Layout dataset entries
- - -
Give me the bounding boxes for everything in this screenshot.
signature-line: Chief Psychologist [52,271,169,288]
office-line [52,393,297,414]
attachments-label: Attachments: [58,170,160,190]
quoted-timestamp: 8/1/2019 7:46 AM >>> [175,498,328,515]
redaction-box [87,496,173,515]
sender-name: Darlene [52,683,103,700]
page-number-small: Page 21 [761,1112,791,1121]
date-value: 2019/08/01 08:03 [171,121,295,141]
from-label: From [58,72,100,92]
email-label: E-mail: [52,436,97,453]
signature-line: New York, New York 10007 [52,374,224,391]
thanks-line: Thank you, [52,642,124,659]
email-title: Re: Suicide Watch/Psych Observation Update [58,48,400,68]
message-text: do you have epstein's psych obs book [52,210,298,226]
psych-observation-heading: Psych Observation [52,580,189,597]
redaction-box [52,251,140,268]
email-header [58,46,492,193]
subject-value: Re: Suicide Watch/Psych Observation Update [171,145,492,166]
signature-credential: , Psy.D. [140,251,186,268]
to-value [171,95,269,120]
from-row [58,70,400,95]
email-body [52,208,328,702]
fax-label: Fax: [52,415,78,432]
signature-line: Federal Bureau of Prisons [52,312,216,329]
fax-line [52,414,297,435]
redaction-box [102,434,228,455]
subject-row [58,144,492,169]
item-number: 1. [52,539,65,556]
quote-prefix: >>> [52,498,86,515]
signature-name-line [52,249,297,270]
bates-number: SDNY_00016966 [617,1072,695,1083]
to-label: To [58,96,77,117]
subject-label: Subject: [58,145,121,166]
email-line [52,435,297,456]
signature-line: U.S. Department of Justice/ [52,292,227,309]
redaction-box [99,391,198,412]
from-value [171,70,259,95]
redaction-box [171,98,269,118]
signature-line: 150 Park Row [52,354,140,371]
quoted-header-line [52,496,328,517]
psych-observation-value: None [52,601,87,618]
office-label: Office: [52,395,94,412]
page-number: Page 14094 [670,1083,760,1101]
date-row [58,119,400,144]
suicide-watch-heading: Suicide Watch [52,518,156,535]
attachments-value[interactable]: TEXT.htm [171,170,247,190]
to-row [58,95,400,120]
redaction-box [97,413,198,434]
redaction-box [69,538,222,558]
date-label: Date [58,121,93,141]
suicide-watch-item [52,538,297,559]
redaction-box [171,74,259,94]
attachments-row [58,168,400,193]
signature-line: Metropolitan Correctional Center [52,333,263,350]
- - -
Copy every line of the layout dataset entries above, changing nothing.

Give me the bounding boxes for everything in this screenshot.
signature-line: Chief Psychologist [52,271,169,288]
office-line [52,393,297,414]
attachments-label: Attachments: [58,170,160,190]
quoted-timestamp: 8/1/2019 7:46 AM >>> [175,498,328,515]
redaction-box [87,496,173,515]
sender-name: Darlene [52,683,103,700]
page-number-small: Page 21 [761,1112,791,1121]
date-value: 2019/08/01 08:03 [171,121,295,141]
from-label: From [58,72,100,92]
email-label: E-mail: [52,436,97,453]
signature-line: New York, New York 10007 [52,374,224,391]
thanks-line: Thank you, [52,642,124,659]
email-title: Re: Suicide Watch/Psych Observation Update [58,48,400,68]
message-text: do you have epstein's psych obs book [52,210,298,226]
psych-observation-heading: Psych Observation [52,580,189,597]
redaction-box [52,251,140,268]
email-header [58,46,492,193]
subject-value: Re: Suicide Watch/Psych Observation Update [171,145,492,166]
signature-credential: , Psy.D. [140,251,186,268]
to-value [171,95,269,120]
from-row [58,70,400,95]
email-body [52,208,328,702]
fax-label: Fax: [52,415,78,432]
signature-line: Federal Bureau of Prisons [52,312,216,329]
fax-line [52,414,297,435]
redaction-box [102,434,228,455]
subject-row [58,144,492,169]
item-number: 1. [52,539,65,556]
quote-prefix: >>> [52,498,86,515]
signature-name-line [52,249,297,270]
bates-number: SDNY_00016966 [617,1072,695,1083]
to-label: To [58,96,77,117]
subject-label: Subject: [58,145,121,166]
email-line [52,435,297,456]
signature-line: U.S. Department of Justice/ [52,292,227,309]
redaction-box [99,391,198,412]
from-value [171,70,259,95]
redaction-box [171,98,269,118]
signature-line: 150 Park Row [52,354,140,371]
quoted-header-line [52,496,328,517]
psych-observation-value: None [52,601,87,618]
office-label: Office: [52,395,94,412]
page-number: Page 14094 [670,1083,760,1101]
date-row [58,119,400,144]
suicide-watch-heading: Suicide Watch [52,518,156,535]
attachments-value[interactable]: TEXT.htm [171,170,247,190]
to-row [58,95,400,120]
redaction-box [97,413,198,434]
redaction-box [69,538,222,558]
date-label: Date [58,121,93,141]
suicide-watch-item [52,538,297,559]
redaction-box [171,74,259,94]
attachments-row [58,168,400,193]
signature-line: Metropolitan Correctional Center [52,333,263,350]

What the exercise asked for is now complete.